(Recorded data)
——
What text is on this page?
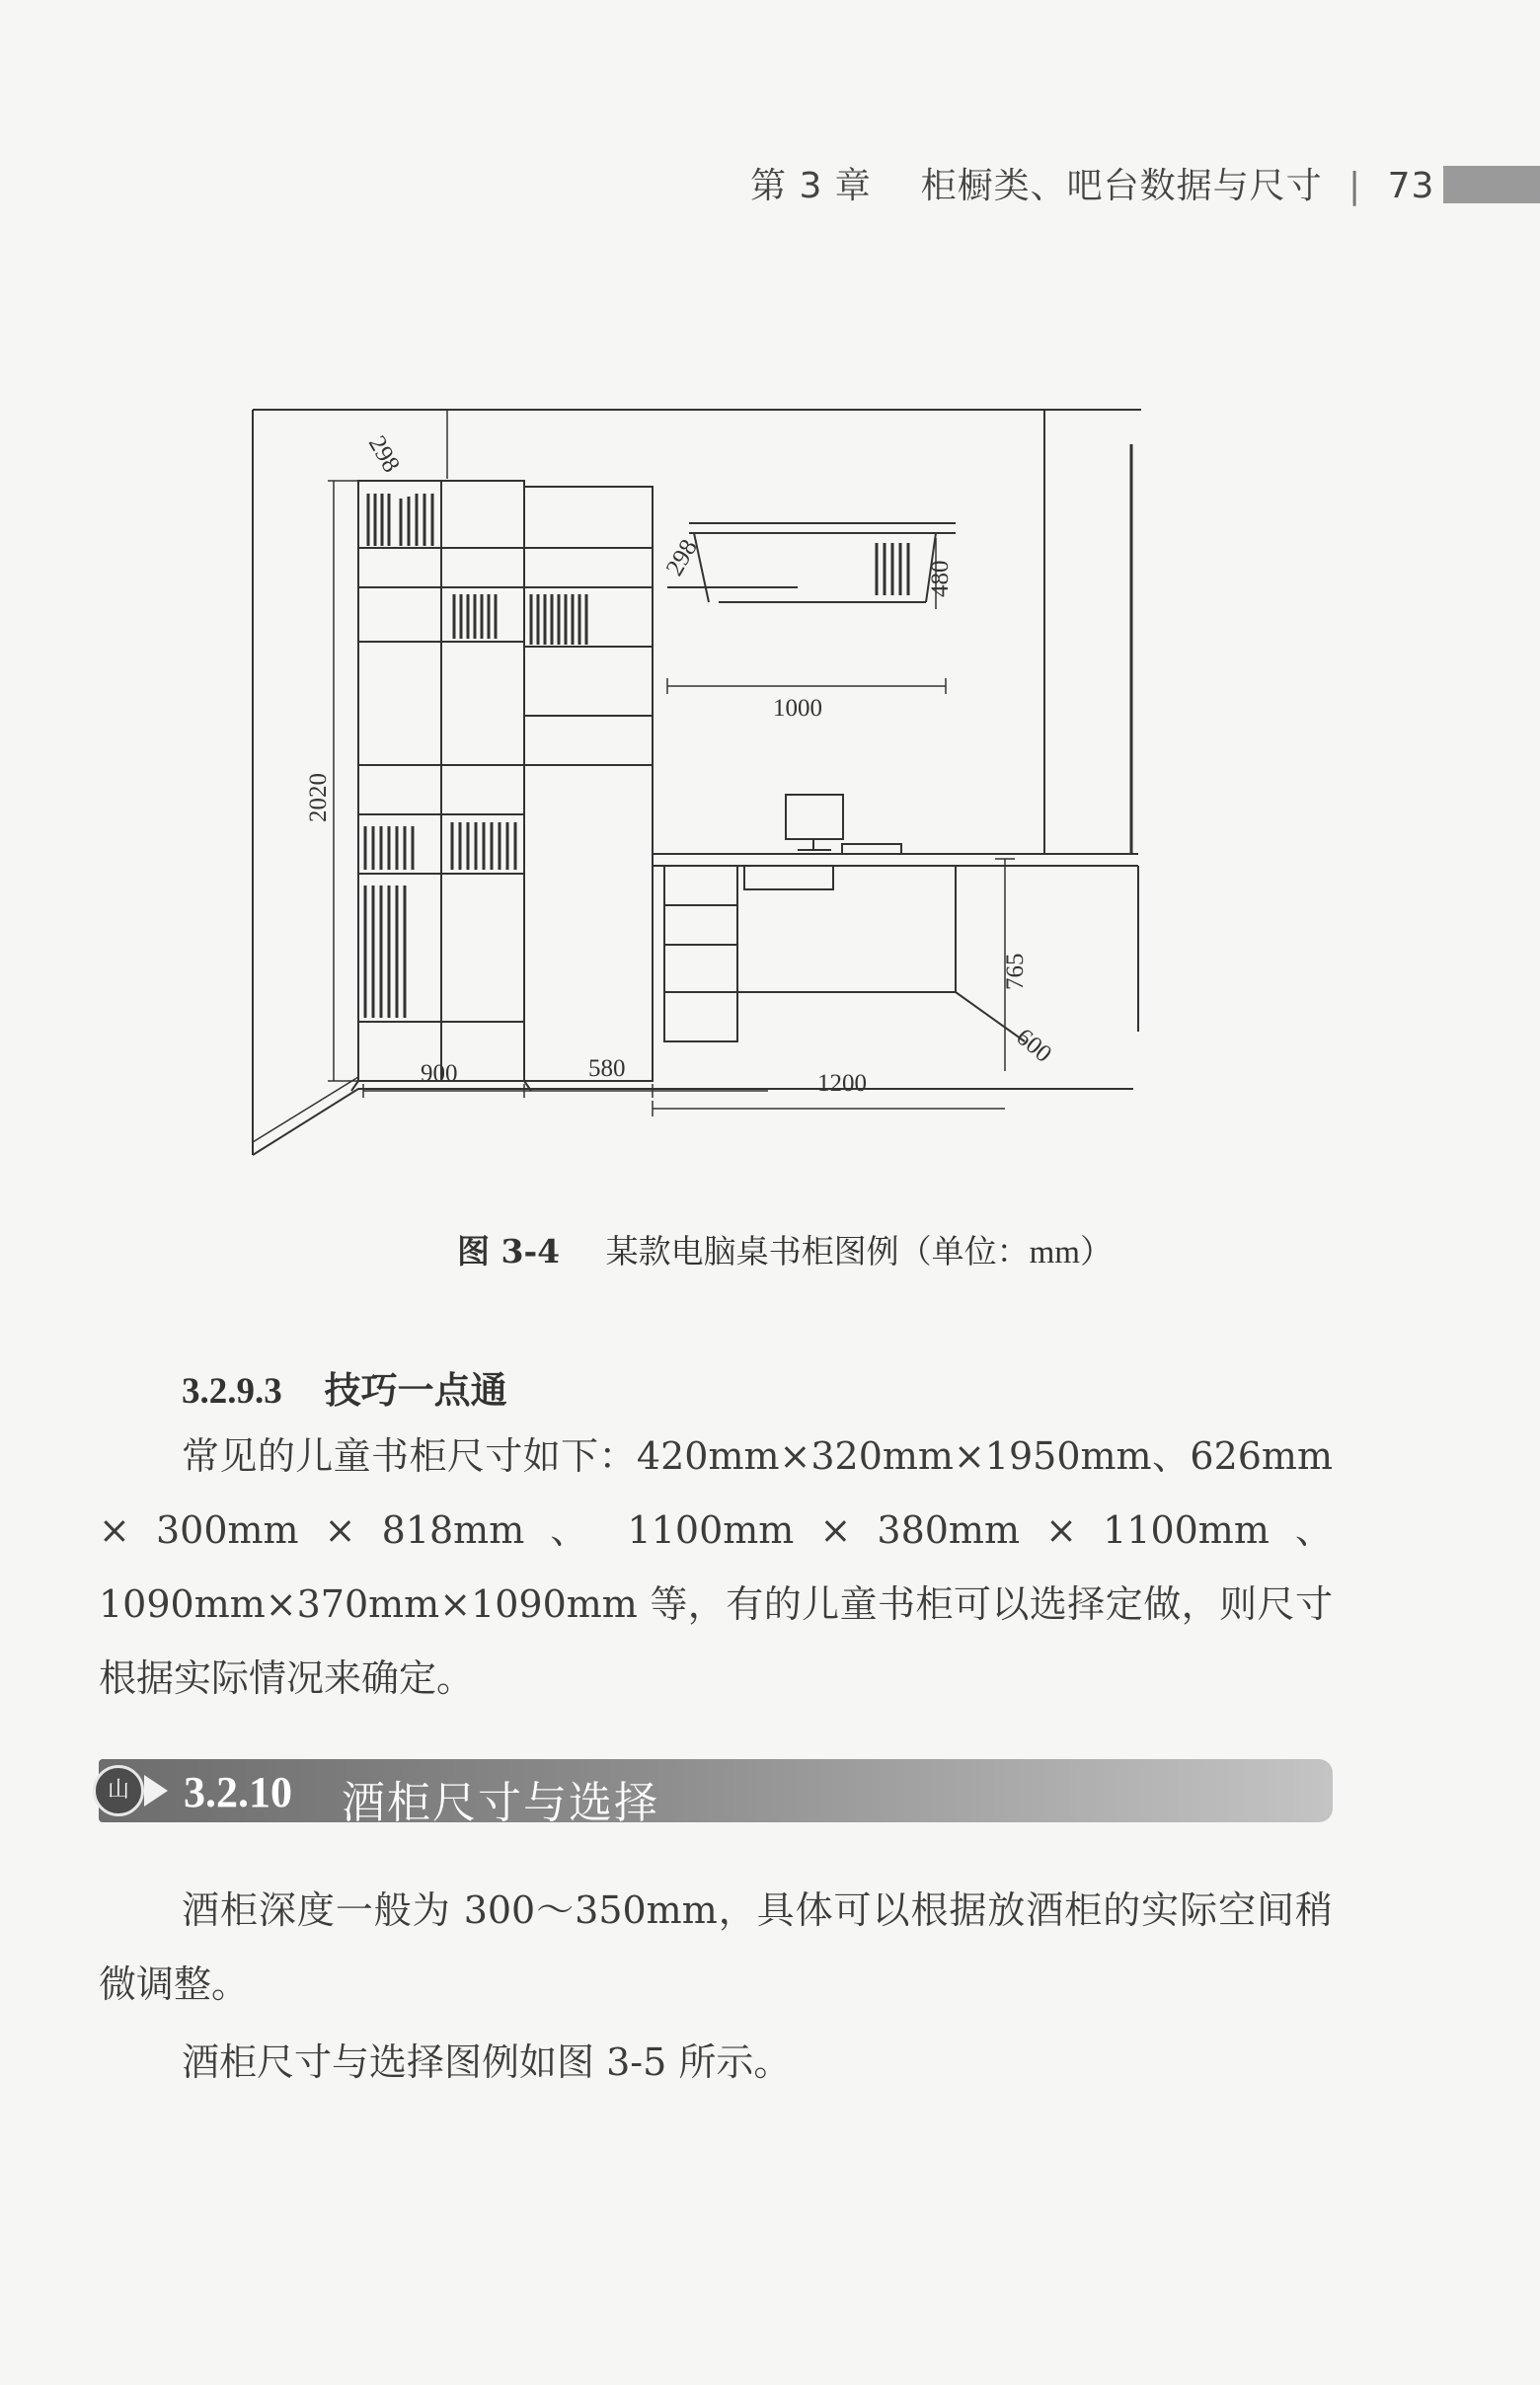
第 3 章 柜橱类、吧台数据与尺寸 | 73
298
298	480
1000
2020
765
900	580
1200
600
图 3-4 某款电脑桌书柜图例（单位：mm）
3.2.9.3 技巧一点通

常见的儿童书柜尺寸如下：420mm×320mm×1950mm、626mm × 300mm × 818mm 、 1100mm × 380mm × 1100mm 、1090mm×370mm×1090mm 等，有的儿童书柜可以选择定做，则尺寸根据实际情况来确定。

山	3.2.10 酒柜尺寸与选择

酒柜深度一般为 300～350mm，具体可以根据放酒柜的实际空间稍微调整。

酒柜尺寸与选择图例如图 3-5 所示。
——
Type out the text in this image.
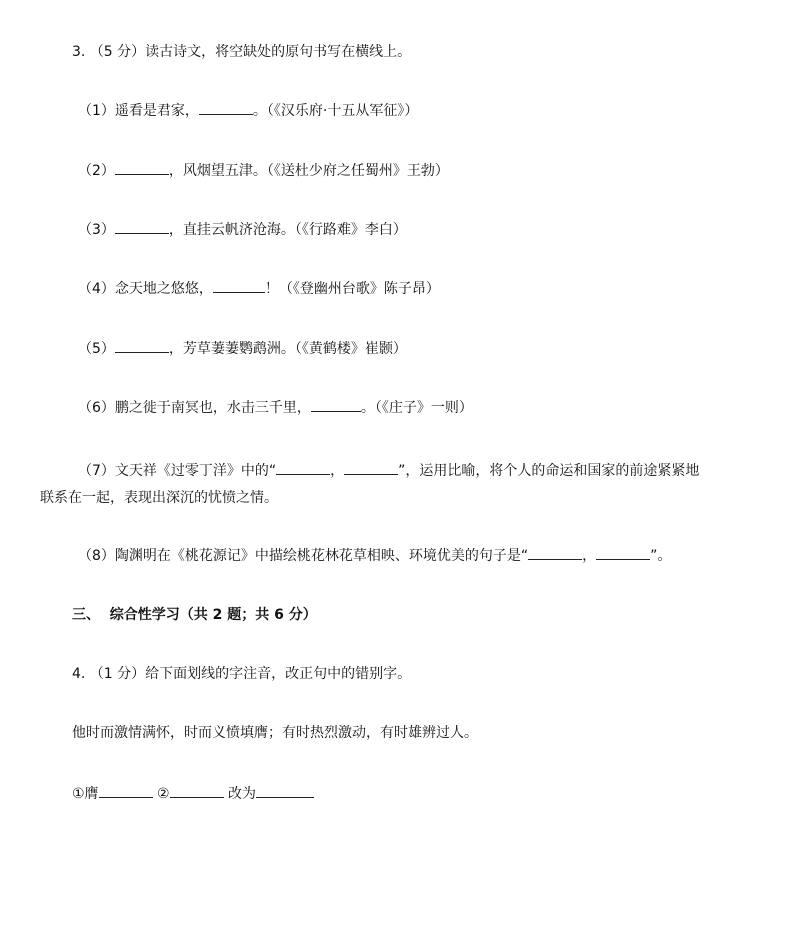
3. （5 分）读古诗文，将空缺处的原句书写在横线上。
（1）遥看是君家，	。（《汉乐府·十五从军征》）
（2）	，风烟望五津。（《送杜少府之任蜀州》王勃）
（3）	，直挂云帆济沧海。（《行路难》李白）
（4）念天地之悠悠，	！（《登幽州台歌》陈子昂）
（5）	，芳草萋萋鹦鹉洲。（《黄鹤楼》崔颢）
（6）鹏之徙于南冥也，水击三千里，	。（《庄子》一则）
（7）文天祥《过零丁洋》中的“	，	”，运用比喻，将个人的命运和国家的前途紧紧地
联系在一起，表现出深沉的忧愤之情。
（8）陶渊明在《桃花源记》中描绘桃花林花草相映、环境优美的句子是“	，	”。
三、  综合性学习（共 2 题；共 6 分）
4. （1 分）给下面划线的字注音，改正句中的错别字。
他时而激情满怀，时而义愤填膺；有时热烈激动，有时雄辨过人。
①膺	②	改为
——
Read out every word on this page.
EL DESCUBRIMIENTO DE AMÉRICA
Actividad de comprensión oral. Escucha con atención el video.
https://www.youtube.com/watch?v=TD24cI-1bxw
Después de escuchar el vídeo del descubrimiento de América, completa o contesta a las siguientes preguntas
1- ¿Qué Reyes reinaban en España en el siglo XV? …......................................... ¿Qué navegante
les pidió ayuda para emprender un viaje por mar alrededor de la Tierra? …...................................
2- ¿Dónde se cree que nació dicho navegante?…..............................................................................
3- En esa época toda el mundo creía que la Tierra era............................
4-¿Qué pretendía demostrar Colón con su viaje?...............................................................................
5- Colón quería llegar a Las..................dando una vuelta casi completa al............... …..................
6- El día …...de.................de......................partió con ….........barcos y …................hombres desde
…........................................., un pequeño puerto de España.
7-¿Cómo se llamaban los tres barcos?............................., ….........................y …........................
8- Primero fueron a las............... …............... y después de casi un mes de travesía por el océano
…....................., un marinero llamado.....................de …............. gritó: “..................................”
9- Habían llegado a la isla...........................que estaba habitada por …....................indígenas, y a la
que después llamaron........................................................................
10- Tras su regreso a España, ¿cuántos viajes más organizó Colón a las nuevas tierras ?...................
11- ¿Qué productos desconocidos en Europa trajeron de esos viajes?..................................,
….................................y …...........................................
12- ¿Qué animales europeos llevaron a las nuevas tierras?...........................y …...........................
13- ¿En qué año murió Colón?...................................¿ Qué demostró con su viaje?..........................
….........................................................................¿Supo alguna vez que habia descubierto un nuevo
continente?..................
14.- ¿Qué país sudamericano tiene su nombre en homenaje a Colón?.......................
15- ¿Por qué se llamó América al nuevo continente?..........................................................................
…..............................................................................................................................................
——
■ Aim: Show every line from the entries above in which the word "viajes" appears.

■ Result:
10- Tras su regreso a España, ¿cuántos viajes más organizó Colón a las nuevas tierras ?...................
11- ¿Qué productos desconocidos en Europa trajeron de esos viajes?..................................,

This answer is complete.